● WORK REQUIRED
The entries are to be given back verbatim; no picture is to be copied.

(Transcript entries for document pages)
*-*-*

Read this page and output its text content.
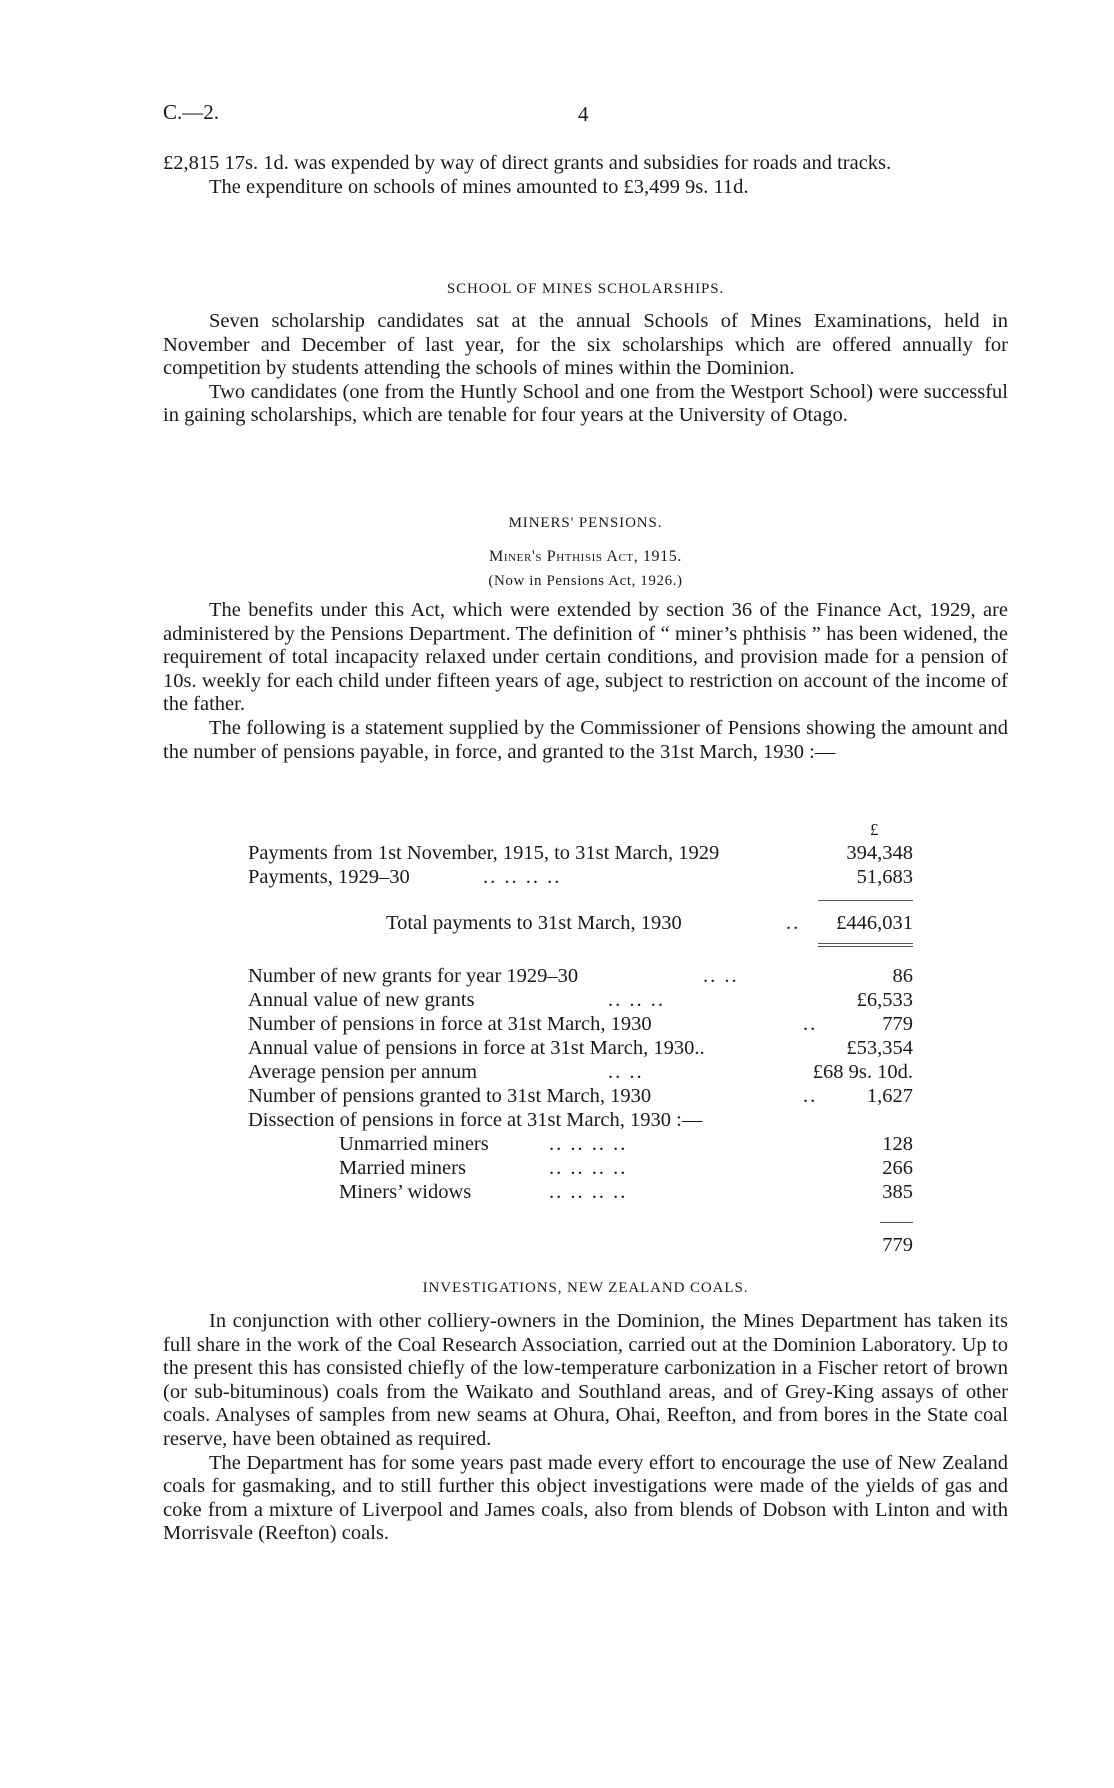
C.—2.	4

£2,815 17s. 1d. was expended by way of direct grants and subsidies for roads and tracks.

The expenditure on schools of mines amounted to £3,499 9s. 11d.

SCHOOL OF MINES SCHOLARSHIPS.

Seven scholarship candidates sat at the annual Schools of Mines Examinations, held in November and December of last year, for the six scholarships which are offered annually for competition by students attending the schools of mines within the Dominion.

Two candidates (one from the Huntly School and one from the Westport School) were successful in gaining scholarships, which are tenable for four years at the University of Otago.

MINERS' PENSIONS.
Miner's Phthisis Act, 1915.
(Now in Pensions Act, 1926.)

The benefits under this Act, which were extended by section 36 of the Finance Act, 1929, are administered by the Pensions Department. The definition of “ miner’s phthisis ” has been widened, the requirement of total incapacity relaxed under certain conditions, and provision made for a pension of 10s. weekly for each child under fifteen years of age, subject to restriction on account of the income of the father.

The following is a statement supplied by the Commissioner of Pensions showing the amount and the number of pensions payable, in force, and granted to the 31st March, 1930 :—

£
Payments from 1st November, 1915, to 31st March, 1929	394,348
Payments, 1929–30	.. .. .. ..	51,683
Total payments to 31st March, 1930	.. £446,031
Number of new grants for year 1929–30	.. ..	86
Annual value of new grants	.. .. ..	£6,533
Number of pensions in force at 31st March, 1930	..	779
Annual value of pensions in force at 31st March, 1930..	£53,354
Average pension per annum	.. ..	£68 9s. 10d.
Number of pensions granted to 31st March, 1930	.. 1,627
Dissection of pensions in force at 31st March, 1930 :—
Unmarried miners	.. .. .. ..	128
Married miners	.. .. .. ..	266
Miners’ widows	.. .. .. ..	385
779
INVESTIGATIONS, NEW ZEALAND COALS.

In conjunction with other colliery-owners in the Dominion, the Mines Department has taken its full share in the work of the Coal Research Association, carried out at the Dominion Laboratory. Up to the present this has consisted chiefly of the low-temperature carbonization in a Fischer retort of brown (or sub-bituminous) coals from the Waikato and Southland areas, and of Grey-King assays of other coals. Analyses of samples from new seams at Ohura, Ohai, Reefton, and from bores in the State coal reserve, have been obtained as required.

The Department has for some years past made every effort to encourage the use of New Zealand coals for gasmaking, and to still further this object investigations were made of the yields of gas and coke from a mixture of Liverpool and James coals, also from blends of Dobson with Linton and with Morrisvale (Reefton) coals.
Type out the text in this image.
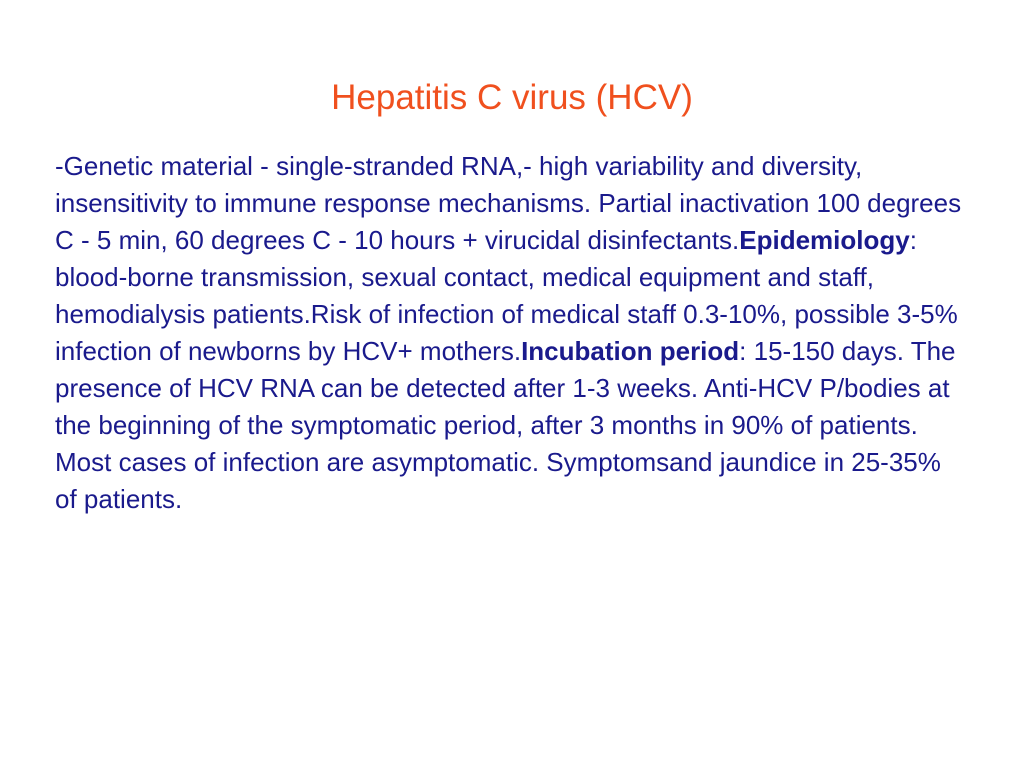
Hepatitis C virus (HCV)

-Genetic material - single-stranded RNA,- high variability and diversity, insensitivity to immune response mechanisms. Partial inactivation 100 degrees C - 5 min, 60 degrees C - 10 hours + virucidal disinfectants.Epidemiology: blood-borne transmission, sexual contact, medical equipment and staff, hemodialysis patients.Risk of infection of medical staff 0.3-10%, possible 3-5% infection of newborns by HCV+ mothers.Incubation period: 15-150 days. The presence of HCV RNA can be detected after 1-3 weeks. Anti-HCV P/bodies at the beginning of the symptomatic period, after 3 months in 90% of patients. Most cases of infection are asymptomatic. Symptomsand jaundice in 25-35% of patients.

*-*-*

● WRITTEN SOLUTION
Read this page and output its text content.
C.—2.	4

£2,815 17s. 1d. was expended by way of direct grants and subsidies for roads and tracks.

The expenditure on schools of mines amounted to £3,499 9s. 11d.

SCHOOL OF MINES SCHOLARSHIPS.

Seven scholarship candidates sat at the annual Schools of Mines Examinations, held in November and December of last year, for the six scholarships which are offered annually for competition by students attending the schools of mines within the Dominion.

Two candidates (one from the Huntly School and one from the Westport School) were successful in gaining scholarships, which are tenable for four years at the University of Otago.

MINERS' PENSIONS.
Miner's Phthisis Act, 1915.
(Now in Pensions Act, 1926.)

The benefits under this Act, which were extended by section 36 of the Finance Act, 1929, are administered by the Pensions Department. The definition of “ miner’s phthisis ” has been widened, the requirement of total incapacity relaxed under certain conditions, and provision made for a pension of 10s. weekly for each child under fifteen years of age, subject to restriction on account of the income of the father.

The following is a statement supplied by the Commissioner of Pensions showing the amount and the number of pensions payable, in force, and granted to the 31st March, 1930 :—

£
Payments from 1st November, 1915, to 31st March, 1929	394,348
Payments, 1929–30	.. .. .. ..	51,683
Total payments to 31st March, 1930	.. £446,031
Number of new grants for year 1929–30	.. ..	86
Annual value of new grants	.. .. ..	£6,533
Number of pensions in force at 31st March, 1930	..	779
Annual value of pensions in force at 31st March, 1930..	£53,354
Average pension per annum	.. ..	£68 9s. 10d.
Number of pensions granted to 31st March, 1930	.. 1,627
Dissection of pensions in force at 31st March, 1930 :—
Unmarried miners	.. .. .. ..	128
Married miners	.. .. .. ..	266
Miners’ widows	.. .. .. ..	385
779
INVESTIGATIONS, NEW ZEALAND COALS.

In conjunction with other colliery-owners in the Dominion, the Mines Department has taken its full share in the work of the Coal Research Association, carried out at the Dominion Laboratory. Up to the present this has consisted chiefly of the low-temperature carbonization in a Fischer retort of brown (or sub-bituminous) coals from the Waikato and Southland areas, and of Grey-King assays of other coals. Analyses of samples from new seams at Ohura, Ohai, Reefton, and from bores in the State coal reserve, have been obtained as required.

The Department has for some years past made every effort to encourage the use of New Zealand coals for gasmaking, and to still further this object investigations were made of the yields of gas and coke from a mixture of Liverpool and James coals, also from blends of Dobson with Linton and with Morrisvale (Reefton) coals.
Type out the text in this image.
Hepatitis C virus (HCV)

-Genetic material - single-stranded RNA,- high variability and diversity, insensitivity to immune response mechanisms. Partial inactivation 100 degrees C - 5 min, 60 degrees C - 10 hours + virucidal disinfectants.Epidemiology: blood-borne transmission, sexual contact, medical equipment and staff, hemodialysis patients.Risk of infection of medical staff 0.3-10%, possible 3-5% infection of newborns by HCV+ mothers.Incubation period: 15-150 days. The presence of HCV RNA can be detected after 1-3 weeks. Anti-HCV P/bodies at the beginning of the symptomatic period, after 3 months in 90% of patients. Most cases of infection are asymptomatic. Symptomsand jaundice in 25-35% of patients.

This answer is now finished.